Lines of data

+ + +

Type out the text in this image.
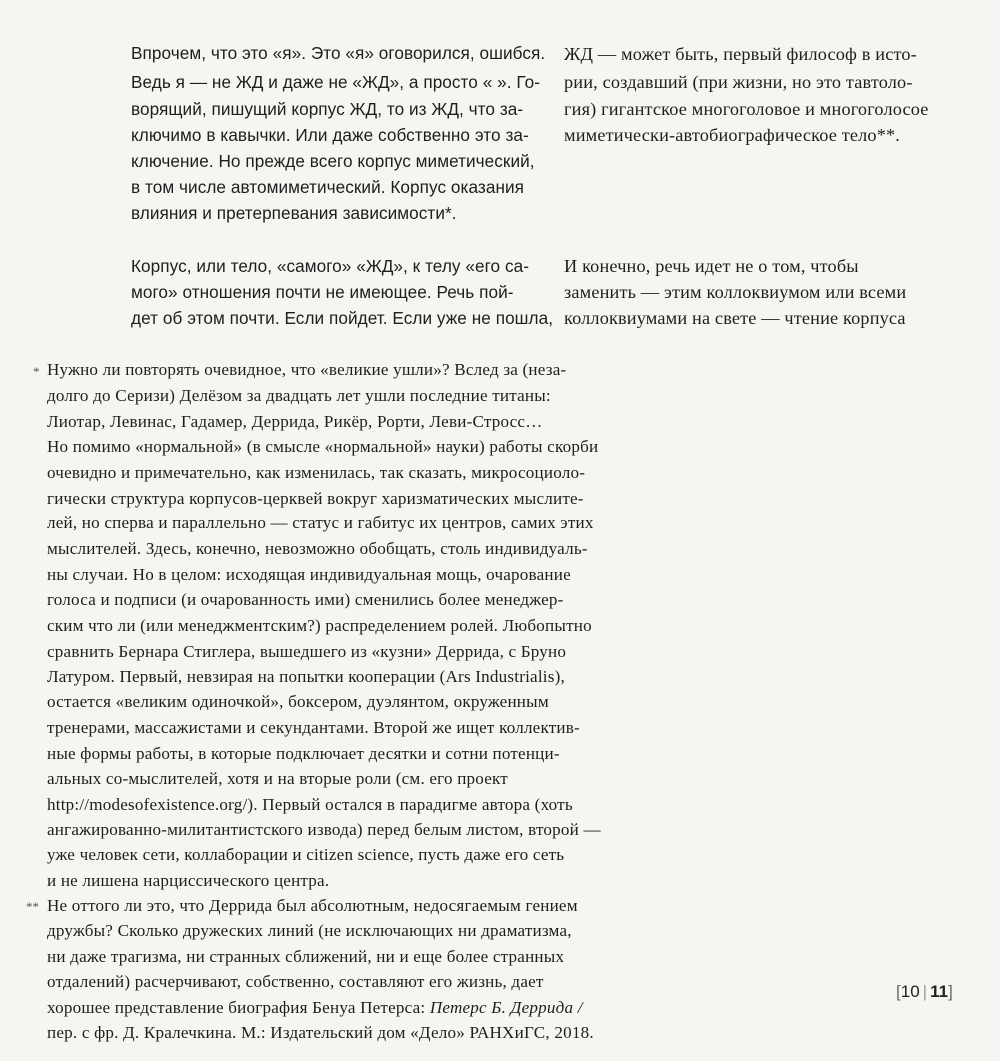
Впрочем, что это «я». Это «я» оговорился, ошибся.
Ведь я — не ЖД и даже не «ЖД», а просто « ». Го-
ворящий, пишущий корпус ЖД, то из ЖД, что за-
ключимо в кавычки. Или даже собственно это за-
ключение. Но прежде всего корпус миметический,
в том числе автомиметический. Корпус оказания
влияния и претерпевания зависимости*.
Корпус, или тело, «самого» «ЖД», к телу «его са-
мого» отношения почти не имеющее. Речь пой-
дет об этом почти. Если пойдет. Если уже не пошла,
ЖД — может быть, первый философ в исто-
рии, создавший (при жизни, но это тавтоло-
гия) гигантское многоголовое и многоголосое
миметически-автобиографическое тело**.
И конечно, речь идет не о том, чтобы
заменить — этим коллоквиумом или всеми
коллоквиумами на свете — чтение корпуса
* Нужно ли повторять очевидное, что «великие ушли»? Вслед за (неза-
долго до Серизи) Делёзом за двадцать лет ушли последние титаны:
Лиотар, Левинас, Гадамер, Деррида, Рикёр, Рорти, Леви-Стросс…
Но помимо «нормальной» (в смысле «нормальной» науки) работы скорби
очевидно и примечательно, как изменилась, так сказать, микросоциоло-
гически структура корпусов-церквей вокруг харизматических мыслите-
лей, но сперва и параллельно — статус и габитус их центров, самих этих
мыслителей. Здесь, конечно, невозможно обобщать, столь индивидуаль-
ны случаи. Но в целом: исходящая индивидуальная мощь, очарование
голоса и подписи (и очарованность ими) сменились более менеджер-
ским что ли (или менеджментским?) распределением ролей. Любопытно
сравнить Бернара Стиглера, вышедшего из «кузни» Деррида, с Бруно
Латуром. Первый, невзирая на попытки кооперации (Ars Industrialis),
остается «великим одиночкой», боксером, дуэлянтом, окруженным
тренерами, массажистами и секундантами. Второй же ищет коллектив-
ные формы работы, в которые подключает десятки и сотни потенци-
альных со-мыслителей, хотя и на вторые роли (см. его проект
http://modesofexistence.org/). Первый остался в парадигме автора (хоть
ангажированно-милитантистского извода) перед белым листом, второй —
уже человек сети, коллаборации и citizen science, пусть даже его сеть
и не лишена нарциссического центра.
** Не оттого ли это, что Деррида был абсолютным, недосягаемым гением
дружбы? Сколько дружеских линий (не исключающих ни драматизма,
ни даже трагизма, ни странных сближений, ни и еще более странных
отдалений) расчерчивают, собственно, составляют его жизнь, дает
хорошее представление биография Бенуа Петерса: Петерс Б. Деррида /
пер. с фр. Д. Кралечкина. М.: Издательский дом «Дело» РАНХиГС, 2018.
[10 | 11]
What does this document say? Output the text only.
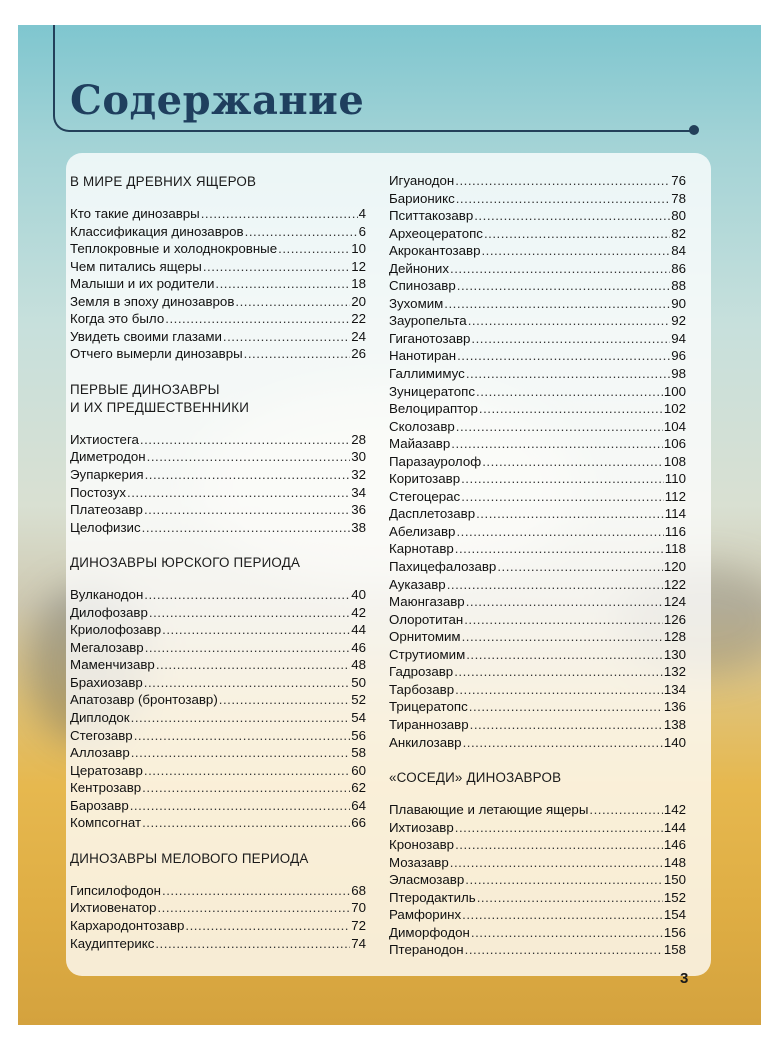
Содержание
В МИРЕ ДРЕВНИХ ЯЩЕРОВ
Кто такие динозавры .....	4
Классификация динозавров .....	6
Теплокровные и холоднокровные .....	10
Чем питались ящеры .....	12
Малыши и их родители .....	18
Земля в эпоху динозавров .....	20
Когда это было .....	22
Увидеть своими глазами .....	24
Отчего вымерли динозавры .....	26
ПЕРВЫЕ ДИНОЗАВРЫ
И ИХ ПРЕДШЕСТВЕННИКИ
Ихтиостега .....	28
Диметродон .....	30
Эупаркерия .....	32
Постозух .....	34
Платеозавр .....	36
Целофизис .....	38
ДИНОЗАВРЫ ЮРСКОГО ПЕРИОДА
Вулканодон .....	40
Дилофозавр .....	42
Криолофозавр .....	44
Мегалозавр .....	46
Маменчизавр .....	48
Брахиозавр .....	50
Апатозавр (бронтозавр) .....	52
Диплодок .....	54
Стегозавр .....	56
Аллозавр .....	58
Цератозавр .....	60
Кентрозавр .....	62
Барозавр .....	64
Компсогнат .....	66
ДИНОЗАВРЫ МЕЛОВОГО ПЕРИОДА
Гипсилофодон .....	68
Ихтиовенатор .....	70
Кархародонтозавр .....	72
Каудиптерикс .....	74
Игуанодон .....	76
Барионикс .....	78
Пситтакозавр .....	80
Археоцератопс .....	82
Акрокантозавр .....	84
Дейноних .....	86
Спинозавр .....	88
Зухомим .....	90
Зауропельта .....	92
Гиганотозавр .....	94
Нанотиран .....	96
Галлимимус .....	98
Зуницератопс .....	100
Велоцираптор .....	102
Сколозавр .....	104
Майазавр .....	106
Паразауролоф .....	108
Коритозавр .....	110
Стегоцерас .....	112
Дасплетозавр .....	114
Абелизавр .....	116
Карнотавр .....	118
Пахицефалозавр .....	120
Ауказавр .....	122
Маюнгазавр .....	124
Олоротитан .....	126
Орнитомим .....	128
Струтиомим .....	130
Гадрозавр .....	132
Тарбозавр .....	134
Трицератопс .....	136
Тираннозавр .....	138
Анкилозавр .....	140
«СОСЕДИ» ДИНОЗАВРОВ
Плавающие и летающие ящеры .....	142
Ихтиозавр .....	144
Кронозавр .....	146
Мозазавр .....	148
Эласмозавр .....	150
Птеродактиль .....	152
Рамфоринх .....	154
Диморфодон .....	156
Птеранодон .....	158
3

+ + +

[WORK TO BE COMPLETED]: Pick out each line containing "ушли" and report it.

[FINISHED ANSWER]:
* Нужно ли повторять очевидное, что «великие ушли»? Вслед за (неза-
долго до Серизи) Делёзом за двадцать лет ушли последние титаны:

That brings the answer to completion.